──────── The records ────────

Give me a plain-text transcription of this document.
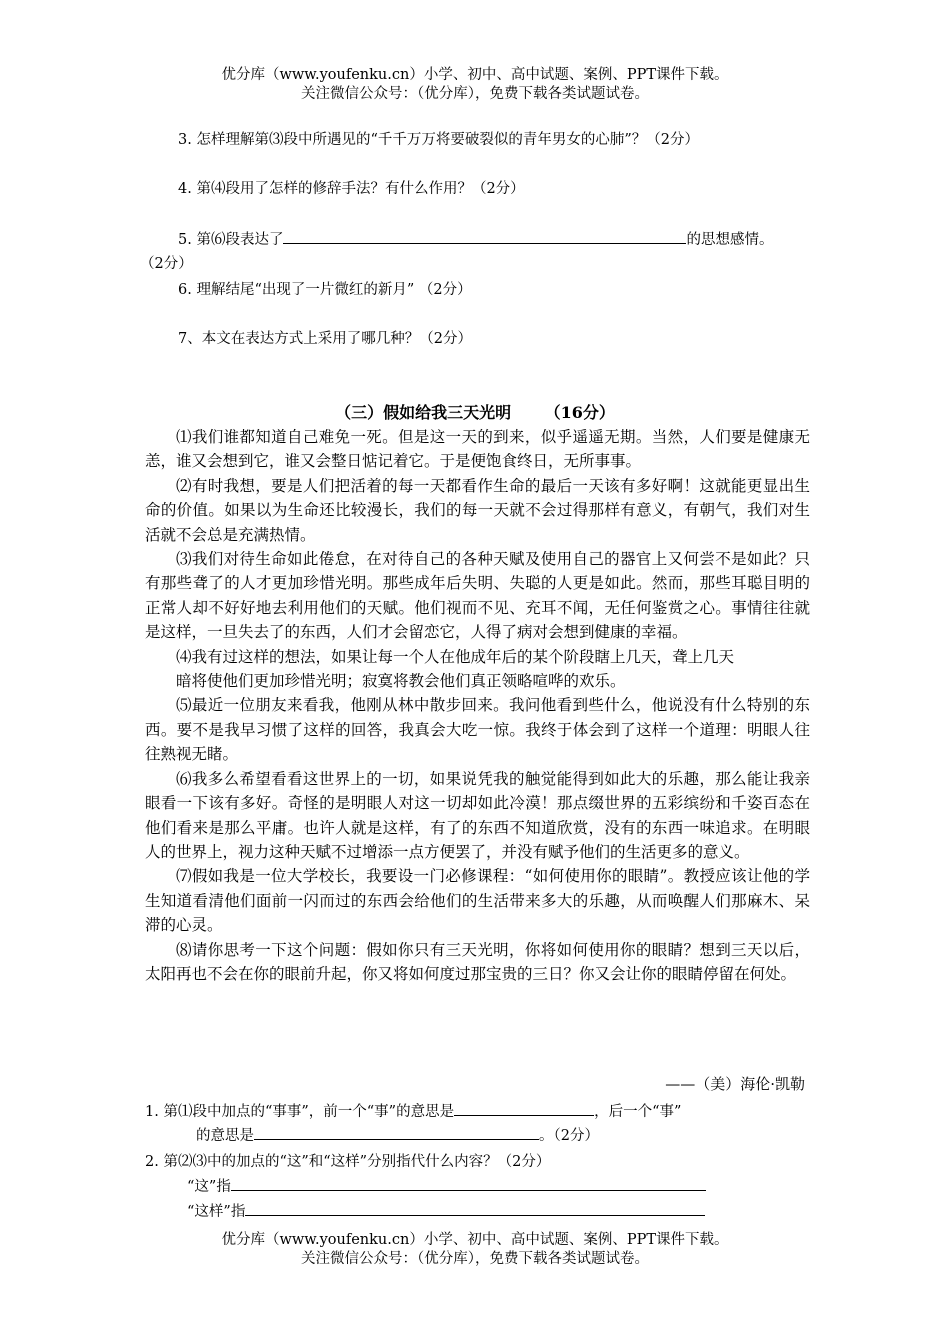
优分库（www.youfenku.cn）小学、初中、高中试题、案例、PPT课件下载。
关注微信公众号：（优分库），免费下载各类试题试卷。
3. 怎样理解第⑶段中所遇见的“千千万万将要破裂似的青年男女的心肺”？（2分）
4. 第⑷段用了怎样的修辞手法？有什么作用？（2分）
5. 第⑹段表达了	的思想感情。
（2分）
6. 理解结尾“出现了一片微红的新月” （2分）
7、本文在表达方式上采用了哪几种？（2分）
（三）假如给我三天光明 （16分）

⑴我们谁都知道自己难免一死。但是这一天的到来，似乎遥遥无期。当然，人们要是健康无恙，谁又会想到它，谁又会整日惦记着它。于是便饱食终日，无所事事。

⑵有时我想，要是人们把活着的每一天都看作生命的最后一天该有多好啊！这就能更显出生命的价值。如果以为生命还比较漫长，我们的每一天就不会过得那样有意义，有朝气，我们对生活就不会总是充满热情。

⑶我们对待生命如此倦怠，在对待自己的各种天赋及使用自己的器官上又何尝不是如此？只有那些聋了的人才更加珍惜光明。那些成年后失明、失聪的人更是如此。然而，那些耳聪目明的正常人却不好好地去利用他们的天赋。他们视而不见、充耳不闻，无任何鉴赏之心。事情往往就是这样，一旦失去了的东西，人们才会留恋它，人得了病对会想到健康的幸福。

⑷我有过这样的想法，如果让每一个人在他成年后的某个阶段瞎上几天，聋上几天

暗将使他们更加珍惜光明；寂寞将教会他们真正领略喧哗的欢乐。

⑸最近一位朋友来看我，他刚从林中散步回来。我问他看到些什么，他说没有什么特别的东西。要不是我早习惯了这样的回答，我真会大吃一惊。我终于体会到了这样一个道理：明眼人往往熟视无睹。

⑹我多么希望看看这世界上的一切，如果说凭我的触觉能得到如此大的乐趣，那么能让我亲眼看一下该有多好。奇怪的是明眼人对这一切却如此冷漠！那点缀世界的五彩缤纷和千姿百态在他们看来是那么平庸。也许人就是这样，有了的东西不知道欣赏，没有的东西一味追求。在明眼人的世界上，视力这种天赋不过增添一点方便罢了，并没有赋予他们的生活更多的意义。

⑺假如我是一位大学校长，我要设一门必修课程：“如何使用你的眼睛”。教授应该让他的学生知道看清他们面前一闪而过的东西会给他们的生活带来多大的乐趣，从而唤醒人们那麻木、呆滞的心灵。

⑻请你思考一下这个问题：假如你只有三天光明，你将如何使用你的眼睛？想到三天以后，太阳再也不会在你的眼前升起，你又将如何度过那宝贵的三日？你又会让你的眼睛停留在何处。

——（美）海伦·凯勒
1. 第⑴段中加点的“事事”，前一个“事”的意思是	，后一个“事”
的意思是	。（2分）
2. 第⑵⑶中的加点的“这”和“这样”分别指代什么内容？（2分）
“这”指
“这样”指
优分库（www.youfenku.cn）小学、初中、高中试题、案例、PPT课件下载。
关注微信公众号：（优分库），免费下载各类试题试卷。
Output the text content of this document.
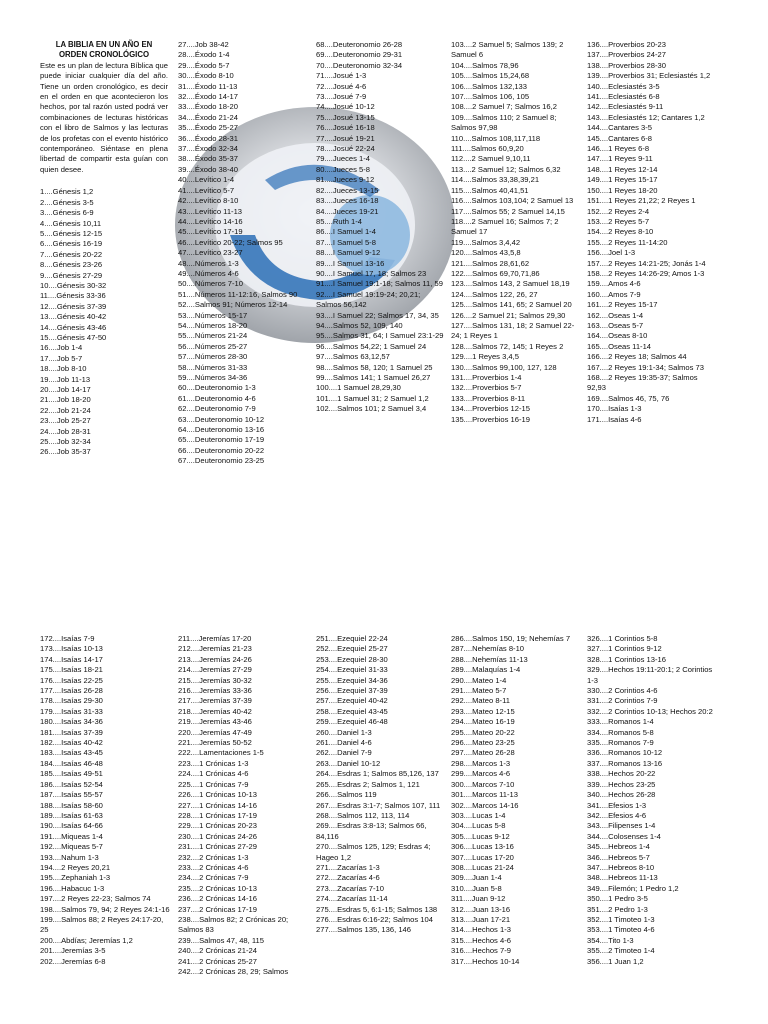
LA BIBLIA EN UN AÑO EN
ORDEN CRONOLÓGICO
Este es un plan de lectura Bíblica que puede iniciar cualquier día del año. Tiene un orden cronológico, es decir en el orden en que acontecieron los hechos, por tal razón usted podrá ver combinaciones de lecturas históricas con el libro de Salmos y las lecturas de los profetas con el evento histórico contemporáneo. Siéntase en plena libertad de compartir esta guían con quien desee.
1....Génesis 1,2
2....Génesis 3-5
3....Génesis 6-9
4....Génesis 10,11
5....Génesis 12-15
6....Génesis 16-19
7....Génesis 20-22
8....Génesis 23-26
9....Génesis 27-29
10....Génesis 30-32
11....Génesis 33-36
12....Génesis 37-39
13....Génesis 40-42
14....Génesis 43-46
15....Génesis 47-50
16....Job 1-4
17....Job 5-7
18....Job 8-10
19....Job 11-13
20....Job 14-17
21....Job 18-20
22....Job 21-24
23....Job 25-27
24....Job 28-31
25....Job 32-34
26....Job 35-37
27....Job 38-42
28....Éxodo 1-4
29....Éxodo 5-7
30....Éxodo 8-10
31....Éxodo 11-13
32....Éxodo 14-17
33....Éxodo 18-20
34....Éxodo 21-24
35....Éxodo 25-27
36....Éxodo 28-31
37....Éxodo 32-34
38....Éxodo 35-37
39....Éxodo 38-40
40....Levítico 1-4
41....Levítico 5-7
42....Levítico 8-10
43....Levítico 11-13
44....Levítico 14-16
45....Levítico 17-19
46....Levítico 20-22; Salmos 95
47....Levítico 23-27
48....Números 1-3
49....Números 4-6
50....Números 7-10
51....Números 11-12:16, Salmos 90
52....Salmos 91; Números 12-14
53....Números 15-17
54....Números 18-20
55....Números 21-24
56....Números 25-27
57....Números 28-30
58....Números 31-33
59....Números 34-36
60....Deuteronomio 1-3
61....Deuteronomio 4-6
62....Deuteronomio 7-9
63....Deuteronomio 10-12
64....Deuteronomio 13-16
65....Deuteronomio 17-19
66....Deuteronomio 20-22
67....Deuteronomio 23-25
68....Deuteronomio 26-28
69....Deuteronomio 29-31
70....Deuteronomio 32-34
71....Josué 1-3
72....Josué 4-6
73....Josué 7-9
74....Josué 10-12
75....Josué 13-15
76....Josué 16-18
77....Josué 19-21
78....Josué 22-24
79....Jueces 1-4
80....Jueces 5-8
81....Jueces 9-12
82....Jueces 13-15
83....Jueces 16-18
84....Jueces 19-21
85....Ruth 1-4
86....I Samuel 1-4
87....I Samuel 5-8
88....I Samuel 9-12
89....I Samuel 13-16
90....I Samuel 17, 18; Salmos 23
91....I Samuel 19:1-18; Salmos 11, 59
92....I Samuel 19:19-24; 20,21; Salmos 56,142
93....I Samuel 22; Salmos 17, 34, 35
94....Salmos 52, 109, 140
95....Salmos 31, 64; I Samuel 23:1-29
96....Salmos 54,22; 1 Samuel 24
97....Salmos 63,12,57
98....Salmos 58, 120; 1 Samuel 25
99....Salmos 141; 1 Samuel 26,27
100....1 Samuel 28,29,30
101....1 Samuel 31; 2 Samuel 1,2
102....Salmos 101; 2 Samuel 3,4
103....2 Samuel 5; Salmos 139; 2 Samuel 6
104....Salmos 78,96
105....Salmos 15,24,68
106....Salmos 132,133
107....Salmos 106, 105
108....2 Samuel 7; Salmos 16,2
109....Salmos 110; 2 Samuel 8; Salmos 97,98
110....Salmos 108,117,118
111....Salmos 60,9,20
112....2 Samuel 9,10,11
113....2 Samuel 12; Salmos 6,32
114....Salmos 33,38,39,21
115....Salmos 40,41,51
116....Salmos 103,104; 2 Samuel 13
117....Salmos 55; 2 Samuel 14,15
118....2 Samuel 16; Salmos 7; 2 Samuel 17
119....Salmos 3,4,42
120....Salmos 43,5,8
121....Salmos 28,61,62
122....Salmos 69,70,71,86
123....Salmos 143, 2 Samuel 18,19
124....Salmos 122, 26, 27
125....Salmos 141, 65; 2 Samuel 20
126....2 Samuel 21; Salmos 29,30
127....Salmos 131, 18; 2 Samuel 22-24; 1 Reyes 1
128....Salmos 72, 145; 1 Reyes 2
129....1 Reyes 3,4,5
130....Salmos 99,100, 127, 128
131....Proverbios 1-4
132....Proverbios 5-7
133....Proverbios 8-11
134....Proverbios 12-15
135....Proverbios 16-19
136....Proverbios 20-23
137....Proverbios 24-27
138....Proverbios 28-30
139....Proverbios 31; Eclesiastés 1,2
140....Eclesiastés 3-5
141....Eclesiastés 6-8
142....Eclesiastés 9-11
143....Eclesiastés 12; Cantares 1,2
144....Cantares 3-5
145....Cantares 6-8
146....1 Reyes 6-8
147....1 Reyes 9-11
148....1 Reyes 12-14
149....1 Reyes 15-17
150....1 Reyes 18-20
151....1 Reyes 21,22; 2 Reyes 1
152....2 Reyes 2-4
153....2 Reyes 5-7
154....2 Reyes 8-10
155....2 Reyes 11-14:20
156....Joel 1-3
157....2 Reyes 14:21-25; Jonás 1-4
158....2 Reyes 14:26-29; Amos 1-3
159....Amos 4-6
160....Amos 7-9
161....2 Reyes 15-17
162....Oseas 1-4
163....Oseas 5-7
164....Oseas 8-10
165....Oseas 11-14
166....2 Reyes 18; Salmos 44
167....2 Reyes 19:1-34; Salmos 73
168....2 Reyes 19:35-37; Salmos 92,93
169....Salmos 46, 75, 76
170....Isaías 1-3
171....Isaías 4-6
172....Isaías 7-9
173....Isaías 10-13
174....Isaías 14-17
175....Isaías 18-21
176....Isaías 22-25
177....Isaías 26-28
178....Isaías 29-30
179....Isaías 31-33
180....Isaías 34-36
181....Isaías 37-39
182....Isaías 40-42
183....Isaías 43-45
184....Isaías 46-48
185....Isaías 49-51
186....Isaías 52-54
187....Isaías 55-57
188....Isaías 58-60
189....Isaías 61-63
190....Isaías 64-66
191....Miqueas 1-4
192....Miqueas 5-7
193....Nahum 1-3
194....2 Reyes 20,21
195....Zephaniah 1-3
196....Habacuc 1-3
197....2 Reyes 22-23; Salmos 74
198....Salmos 79, 94; 2 Reyes 24:1-16
199....Salmos 88; 2 Reyes 24:17-20, 25
200....Abdías; Jeremías 1,2
201....Jeremías 3-5
202....Jeremías 6-8
211....Jeremías 17-20
212....Jeremías 21-23
213....Jeremías 24-26
214....Jeremías 27-29
215....Jeremías 30-32
216....Jeremías 33-36
217....Jeremías 37-39
218....Jeremías 40-42
219....Jeremías 43-46
220....Jeremías 47-49
221....Jeremías 50-52
222....Lamentaciones 1-5
223....1 Crónicas 1-3
224....1 Crónicas 4-6
225....1 Crónicas 7-9
226....1 Crónicas 10-13
227....1 Crónicas 14-16
228....1 Crónicas 17-19
229....1 Crónicas 20-23
230....1 Crónicas 24-26
231....1 Crónicas 27-29
232....2 Crónicas 1-3
233....2 Crónicas 4-6
234....2 Crónicas 7-9
235....2 Crónicas 10-13
236....2 Crónicas 14-16
237....2 Crónicas 17-19
238....Salmos 82; 2 Crónicas 20; Salmos 83
239....Salmos 47, 48, 115
240....2 Crónicas 21-24
241....2 Crónicas 25-27
242....2 Crónicas 28, 29; Salmos
251....Ezequiel 22-24
252....Ezequiel 25-27
253....Ezequiel 28-30
254....Ezequiel 31-33
255....Ezequiel 34-36
256....Ezequiel 37-39
257....Ezequiel 40-42
258....Ezequiel 43-45
259....Ezequiel 46-48
260....Daniel 1-3
261....Daniel 4-6
262....Daniel 7-9
263....Daniel 10-12
264....Esdras 1; Salmos 85,126, 137
265....Esdras 2; Salmos 1, 121
266....Salmos 119
267....Esdras 3:1-7; Salmos 107, 111
268....Salmos 112, 113, 114
269....Esdras 3:8-13; Salmos 66, 84,116
270....Salmos 125, 129; Esdras 4; Hageo 1,2
271....Zacarías 1-3
272....Zacarías 4-6
273....Zacarías 7-10
274....Zacarías 11-14
275....Esdras 5, 6:1-15; Salmos 138
276....Esdras 6:16-22; Salmos 104
277....Salmos 135, 136, 146
286....Salmos 150, 19; Nehemías 7
287....Nehemías 8-10
288....Nehemías 11-13
289....Malaquías 1-4
290....Mateo 1-4
291....Mateo 5-7
292....Mateo 8-11
293....Mateo 12-15
294....Mateo 16-19
295....Mateo 20-22
296....Mateo 23-25
297....Mateo 26-28
298....Marcos 1-3
299....Marcos 4-6
300....Marcos 7-10
301....Marcos 11-13
302....Marcos 14-16
303....Lucas 1-4
304....Lucas 5-8
305....Lucas 9-12
306....Lucas 13-16
307....Lucas 17-20
308....Lucas 21-24
309....Juan 1-4
310....Juan 5-8
311....Juan 9-12
312....Juan 13-16
313....Juan 17-21
314....Hechos 1-3
315....Hechos 4-6
316....Hechos 7-9
317....Hechos 10-14
326....1 Corintios 5-8
327....1 Corintios 9-12
328....1 Corintios 13-16
329....Hechos 19:11-20:1; 2 Corintios 1-3
330....2 Corintios 4-6
331....2 Corintios 7-9
332....2 Corintios 10-13; Hechos 20:2
333....Romanos 1-4
334....Romanos 5-8
335....Romanos 7-9
336....Romanos 10-12
337....Romanos 13-16
338....Hechos 20-22
339....Hechos 23-25
340....Hechos 26-28
341....Efesios 1-3
342....Efesios 4-6
343....Filipenses 1-4
344....Colosenses 1-4
345....Hebreos 1-4
346....Hebreos 5-7
347....Hebreos 8-10
348....Hebreos 11-13
349....Filemón; 1 Pedro 1,2
350....1 Pedro 3-5
351....2 Pedro 1-3
352....1 Timoteo 1-3
353....1 Timoteo 4-6
354....Tito 1-3
355....2 Timoteo 1-4
356....1 Juan 1,2
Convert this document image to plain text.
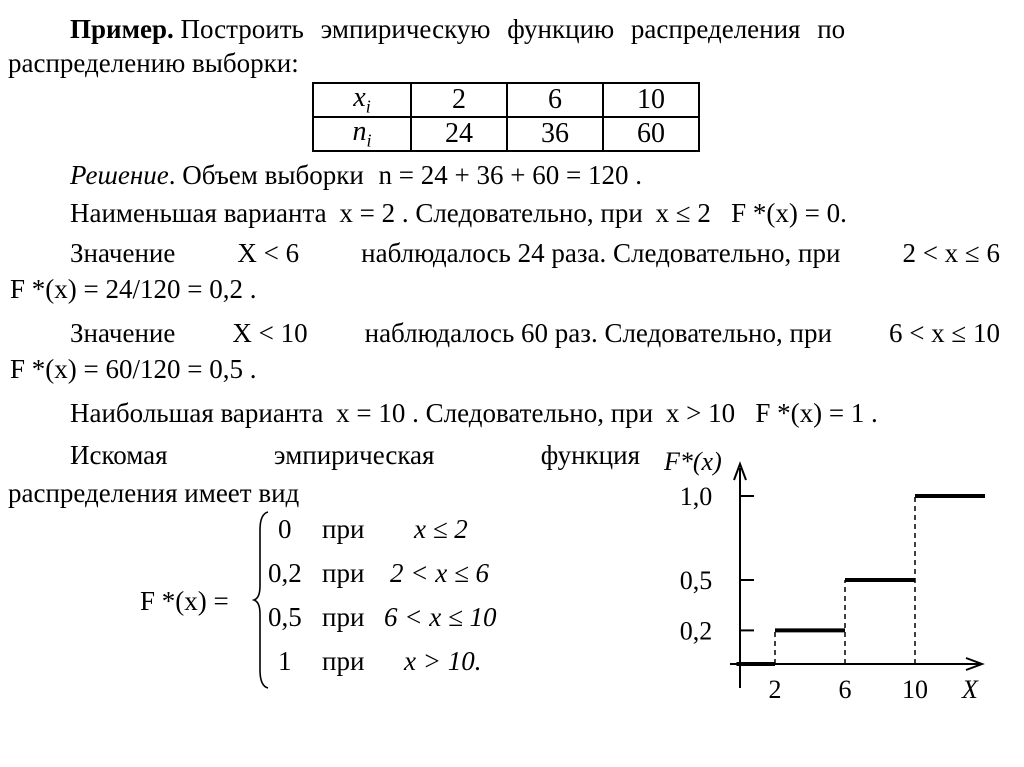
Пример. Построить эмпирическую функцию распределения по
распределению выборки:
$x_i$	2	6	10
$n_i$	24	36	60
Решение. Объем выборки n = 24 + 36 + 60 = 120 .
Наименьшая варианта x = 2 . Следовательно, при x ≤ 2   F *(x) = 0.
Значение X < 6 наблюдалось 24 раза. Следовательно, при 2 < x ≤ 6
F *(x) = 24/120 = 0,2 .
Значение X < 10 наблюдалось 60 раз. Следовательно, при 6 < x ≤ 10
F *(x) = 60/120 = 0,5 .
Наибольшая варианта x = 10 . Следовательно, при x > 10   F *(x) = 1 .
Искомая	эмпирическая	функция
распределения имеет вид
F *(x) =
0 при x ≤ 2
0,2 при 2 < x ≤ 6
0,5 при 6 < x ≤ 10
1 при x > 10.
F*(x)
X
0,2
0,5
1,0
2 6 10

────────

#### What is expected
Copy out every line from the material above in which the word "распределения" appears.

#### Complete answer
Пример. Построить эмпирическую функцию распределения по
распределения имеет вид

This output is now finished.